Objective:
Starting with the line that contains "Transcribe the text in this document.", reproduce each line through the end of the listing below, with no other output.

━━━━━ Provided data

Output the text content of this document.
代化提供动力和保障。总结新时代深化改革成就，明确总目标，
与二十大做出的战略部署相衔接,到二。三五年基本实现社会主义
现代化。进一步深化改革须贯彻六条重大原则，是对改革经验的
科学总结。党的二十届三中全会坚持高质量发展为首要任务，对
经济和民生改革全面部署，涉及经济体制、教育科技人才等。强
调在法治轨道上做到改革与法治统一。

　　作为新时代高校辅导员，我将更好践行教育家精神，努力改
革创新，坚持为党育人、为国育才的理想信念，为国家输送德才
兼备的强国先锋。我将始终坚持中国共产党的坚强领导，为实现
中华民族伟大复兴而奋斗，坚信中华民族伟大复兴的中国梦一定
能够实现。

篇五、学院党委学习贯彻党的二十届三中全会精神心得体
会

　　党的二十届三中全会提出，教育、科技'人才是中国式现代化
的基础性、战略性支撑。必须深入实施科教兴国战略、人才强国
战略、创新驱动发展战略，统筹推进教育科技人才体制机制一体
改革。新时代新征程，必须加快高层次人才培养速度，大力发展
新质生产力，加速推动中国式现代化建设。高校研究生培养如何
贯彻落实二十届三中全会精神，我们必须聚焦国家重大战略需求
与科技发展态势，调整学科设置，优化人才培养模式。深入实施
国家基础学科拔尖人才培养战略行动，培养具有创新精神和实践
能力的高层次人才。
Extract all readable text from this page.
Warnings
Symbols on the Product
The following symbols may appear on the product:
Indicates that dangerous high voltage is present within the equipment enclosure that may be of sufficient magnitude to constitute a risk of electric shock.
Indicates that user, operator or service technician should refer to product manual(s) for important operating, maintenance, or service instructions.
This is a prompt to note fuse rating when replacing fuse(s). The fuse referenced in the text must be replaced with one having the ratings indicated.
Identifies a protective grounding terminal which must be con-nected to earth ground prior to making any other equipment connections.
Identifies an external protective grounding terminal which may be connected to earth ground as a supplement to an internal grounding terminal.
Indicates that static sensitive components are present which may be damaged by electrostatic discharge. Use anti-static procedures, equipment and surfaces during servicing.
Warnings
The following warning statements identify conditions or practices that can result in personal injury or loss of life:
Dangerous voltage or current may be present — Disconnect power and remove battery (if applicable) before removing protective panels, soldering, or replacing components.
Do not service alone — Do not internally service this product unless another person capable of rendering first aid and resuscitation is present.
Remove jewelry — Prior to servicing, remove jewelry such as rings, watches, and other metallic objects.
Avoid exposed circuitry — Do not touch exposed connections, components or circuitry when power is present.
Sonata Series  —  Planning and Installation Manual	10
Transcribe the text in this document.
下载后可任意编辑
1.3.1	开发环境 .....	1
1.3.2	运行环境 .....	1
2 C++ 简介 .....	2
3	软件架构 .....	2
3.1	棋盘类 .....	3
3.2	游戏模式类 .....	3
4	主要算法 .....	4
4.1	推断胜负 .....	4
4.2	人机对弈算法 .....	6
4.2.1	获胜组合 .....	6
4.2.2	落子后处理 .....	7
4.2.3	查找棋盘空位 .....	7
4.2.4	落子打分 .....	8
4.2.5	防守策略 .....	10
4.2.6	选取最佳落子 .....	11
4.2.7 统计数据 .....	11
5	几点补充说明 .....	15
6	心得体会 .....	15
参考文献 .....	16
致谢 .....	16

━━━━━━━━━━

Answer in full:
Transcribe the text in this document.
下载后可任意编辑
1.3.1	开发环境 .....	1
1.3.2	运行环境 .....	1
2 C++ 简介 .....	2
3	软件架构 .....	2
3.1	棋盘类 .....	3
3.2	游戏模式类 .....	3
4	主要算法 .....	4
4.1	推断胜负 .....	4
4.2	人机对弈算法 .....	6
4.2.1	获胜组合 .....	6
4.2.2	落子后处理 .....	7
4.2.3	查找棋盘空位 .....	7
4.2.4	落子打分 .....	8
4.2.5	防守策略 .....	10
4.2.6	选取最佳落子 .....	11
4.2.7 统计数据 .....	11
5	几点补充说明 .....	15
6	心得体会 .....	15
参考文献 .....	16
致谢 .....	16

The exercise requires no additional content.